[START Given records]

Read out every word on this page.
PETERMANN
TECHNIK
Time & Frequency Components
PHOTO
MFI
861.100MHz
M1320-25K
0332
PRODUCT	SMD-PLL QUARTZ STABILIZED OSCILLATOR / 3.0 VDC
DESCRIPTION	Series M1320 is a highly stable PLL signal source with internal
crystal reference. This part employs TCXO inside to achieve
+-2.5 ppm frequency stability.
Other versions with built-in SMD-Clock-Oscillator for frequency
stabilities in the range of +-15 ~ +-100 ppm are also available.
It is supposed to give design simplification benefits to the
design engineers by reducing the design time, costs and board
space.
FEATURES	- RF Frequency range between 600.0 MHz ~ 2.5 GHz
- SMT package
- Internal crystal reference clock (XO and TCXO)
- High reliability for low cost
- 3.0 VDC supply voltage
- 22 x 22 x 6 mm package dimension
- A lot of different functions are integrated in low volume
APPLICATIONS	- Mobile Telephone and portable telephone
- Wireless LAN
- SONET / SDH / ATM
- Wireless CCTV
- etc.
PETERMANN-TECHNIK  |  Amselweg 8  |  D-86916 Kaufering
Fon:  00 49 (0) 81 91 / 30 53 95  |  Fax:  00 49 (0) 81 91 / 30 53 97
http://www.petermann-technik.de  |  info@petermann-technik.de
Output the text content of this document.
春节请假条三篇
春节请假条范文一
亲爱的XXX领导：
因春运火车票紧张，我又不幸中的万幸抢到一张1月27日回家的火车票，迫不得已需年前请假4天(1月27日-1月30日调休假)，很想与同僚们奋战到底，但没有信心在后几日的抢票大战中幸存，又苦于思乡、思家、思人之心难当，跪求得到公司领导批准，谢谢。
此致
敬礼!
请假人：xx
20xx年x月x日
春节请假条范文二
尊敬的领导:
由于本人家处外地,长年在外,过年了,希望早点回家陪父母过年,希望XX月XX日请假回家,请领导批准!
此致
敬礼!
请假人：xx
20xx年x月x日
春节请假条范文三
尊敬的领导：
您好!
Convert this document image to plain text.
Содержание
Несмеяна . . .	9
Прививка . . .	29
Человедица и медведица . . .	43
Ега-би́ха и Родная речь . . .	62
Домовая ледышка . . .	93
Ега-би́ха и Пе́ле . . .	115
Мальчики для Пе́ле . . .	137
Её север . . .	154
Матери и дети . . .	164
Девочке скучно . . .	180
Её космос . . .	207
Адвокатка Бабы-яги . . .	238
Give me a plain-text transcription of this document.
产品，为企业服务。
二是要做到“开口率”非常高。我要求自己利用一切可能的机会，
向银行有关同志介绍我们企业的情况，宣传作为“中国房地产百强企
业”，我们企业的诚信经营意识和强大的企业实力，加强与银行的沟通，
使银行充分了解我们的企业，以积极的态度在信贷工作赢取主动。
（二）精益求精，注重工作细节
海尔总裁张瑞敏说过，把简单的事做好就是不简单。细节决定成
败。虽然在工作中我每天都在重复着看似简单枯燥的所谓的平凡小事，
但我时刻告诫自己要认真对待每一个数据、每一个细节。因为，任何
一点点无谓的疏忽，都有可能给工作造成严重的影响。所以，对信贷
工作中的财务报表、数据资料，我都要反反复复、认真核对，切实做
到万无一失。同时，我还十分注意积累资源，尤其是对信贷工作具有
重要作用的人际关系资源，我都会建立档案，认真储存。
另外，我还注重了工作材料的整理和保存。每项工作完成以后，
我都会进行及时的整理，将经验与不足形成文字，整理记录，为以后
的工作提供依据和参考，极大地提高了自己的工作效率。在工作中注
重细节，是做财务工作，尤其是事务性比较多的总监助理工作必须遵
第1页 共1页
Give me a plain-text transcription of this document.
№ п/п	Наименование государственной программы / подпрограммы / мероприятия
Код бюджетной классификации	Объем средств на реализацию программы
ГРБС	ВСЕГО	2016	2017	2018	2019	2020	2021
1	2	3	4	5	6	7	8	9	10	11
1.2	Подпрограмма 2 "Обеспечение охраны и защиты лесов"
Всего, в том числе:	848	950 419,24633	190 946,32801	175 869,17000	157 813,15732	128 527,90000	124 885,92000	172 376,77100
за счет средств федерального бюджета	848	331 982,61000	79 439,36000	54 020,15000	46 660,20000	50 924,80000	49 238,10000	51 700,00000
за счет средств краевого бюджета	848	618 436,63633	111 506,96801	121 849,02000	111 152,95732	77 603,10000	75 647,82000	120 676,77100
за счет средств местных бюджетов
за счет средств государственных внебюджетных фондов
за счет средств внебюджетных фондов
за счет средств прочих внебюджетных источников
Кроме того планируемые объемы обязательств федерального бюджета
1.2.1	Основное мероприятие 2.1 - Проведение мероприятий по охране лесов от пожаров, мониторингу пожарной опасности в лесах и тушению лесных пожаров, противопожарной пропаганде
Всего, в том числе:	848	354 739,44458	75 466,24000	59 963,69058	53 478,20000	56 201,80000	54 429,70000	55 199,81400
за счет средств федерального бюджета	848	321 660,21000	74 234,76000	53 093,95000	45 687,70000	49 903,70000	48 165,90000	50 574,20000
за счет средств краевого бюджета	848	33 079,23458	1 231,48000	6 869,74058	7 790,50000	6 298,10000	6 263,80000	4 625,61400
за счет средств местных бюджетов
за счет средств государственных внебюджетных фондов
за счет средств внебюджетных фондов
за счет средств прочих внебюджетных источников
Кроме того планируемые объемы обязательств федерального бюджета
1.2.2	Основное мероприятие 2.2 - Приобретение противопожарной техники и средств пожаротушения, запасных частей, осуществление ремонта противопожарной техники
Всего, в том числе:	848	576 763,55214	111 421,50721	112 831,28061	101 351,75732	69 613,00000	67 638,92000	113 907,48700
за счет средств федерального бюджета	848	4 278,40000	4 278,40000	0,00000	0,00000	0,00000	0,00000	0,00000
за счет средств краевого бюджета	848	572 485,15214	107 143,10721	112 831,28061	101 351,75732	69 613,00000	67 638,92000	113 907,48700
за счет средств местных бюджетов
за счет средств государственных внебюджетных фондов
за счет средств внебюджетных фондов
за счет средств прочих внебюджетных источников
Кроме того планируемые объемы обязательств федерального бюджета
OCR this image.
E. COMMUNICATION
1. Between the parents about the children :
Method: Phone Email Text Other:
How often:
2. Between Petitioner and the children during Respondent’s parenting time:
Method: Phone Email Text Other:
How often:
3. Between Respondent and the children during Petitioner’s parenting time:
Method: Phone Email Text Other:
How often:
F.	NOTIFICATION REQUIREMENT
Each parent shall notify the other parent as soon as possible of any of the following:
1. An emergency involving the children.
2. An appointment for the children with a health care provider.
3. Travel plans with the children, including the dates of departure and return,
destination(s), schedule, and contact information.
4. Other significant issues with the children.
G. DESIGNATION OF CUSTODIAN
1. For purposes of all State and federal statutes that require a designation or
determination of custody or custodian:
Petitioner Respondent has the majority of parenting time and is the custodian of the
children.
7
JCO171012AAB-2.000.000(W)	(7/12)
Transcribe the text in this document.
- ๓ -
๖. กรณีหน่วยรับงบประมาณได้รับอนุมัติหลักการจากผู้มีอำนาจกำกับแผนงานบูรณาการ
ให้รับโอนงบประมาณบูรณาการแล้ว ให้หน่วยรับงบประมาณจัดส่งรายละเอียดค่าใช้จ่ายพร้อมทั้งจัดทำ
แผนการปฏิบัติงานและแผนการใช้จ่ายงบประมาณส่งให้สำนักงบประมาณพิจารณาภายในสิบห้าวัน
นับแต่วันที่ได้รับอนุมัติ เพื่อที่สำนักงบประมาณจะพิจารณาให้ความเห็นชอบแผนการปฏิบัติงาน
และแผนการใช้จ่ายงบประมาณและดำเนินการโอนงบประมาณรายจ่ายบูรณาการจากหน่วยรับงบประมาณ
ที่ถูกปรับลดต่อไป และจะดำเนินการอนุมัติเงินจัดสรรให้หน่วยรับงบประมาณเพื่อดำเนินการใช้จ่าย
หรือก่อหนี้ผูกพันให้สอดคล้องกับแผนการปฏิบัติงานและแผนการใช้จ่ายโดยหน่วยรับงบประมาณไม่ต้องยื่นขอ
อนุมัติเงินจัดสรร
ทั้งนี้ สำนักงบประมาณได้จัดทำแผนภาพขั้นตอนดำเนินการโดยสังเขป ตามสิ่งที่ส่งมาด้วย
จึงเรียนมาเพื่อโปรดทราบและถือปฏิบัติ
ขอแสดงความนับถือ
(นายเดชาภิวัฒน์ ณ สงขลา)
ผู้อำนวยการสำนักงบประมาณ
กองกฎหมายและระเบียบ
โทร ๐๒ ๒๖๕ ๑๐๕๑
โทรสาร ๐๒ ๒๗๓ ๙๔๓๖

[END Given records]

Exercise prompt
Report back each line of the entries that holds the string "программы".

Reply
№ п/п	Наименование государственной программы / подпрограммы / мероприятия
Код бюджетной классификации	Объем средств на реализацию программы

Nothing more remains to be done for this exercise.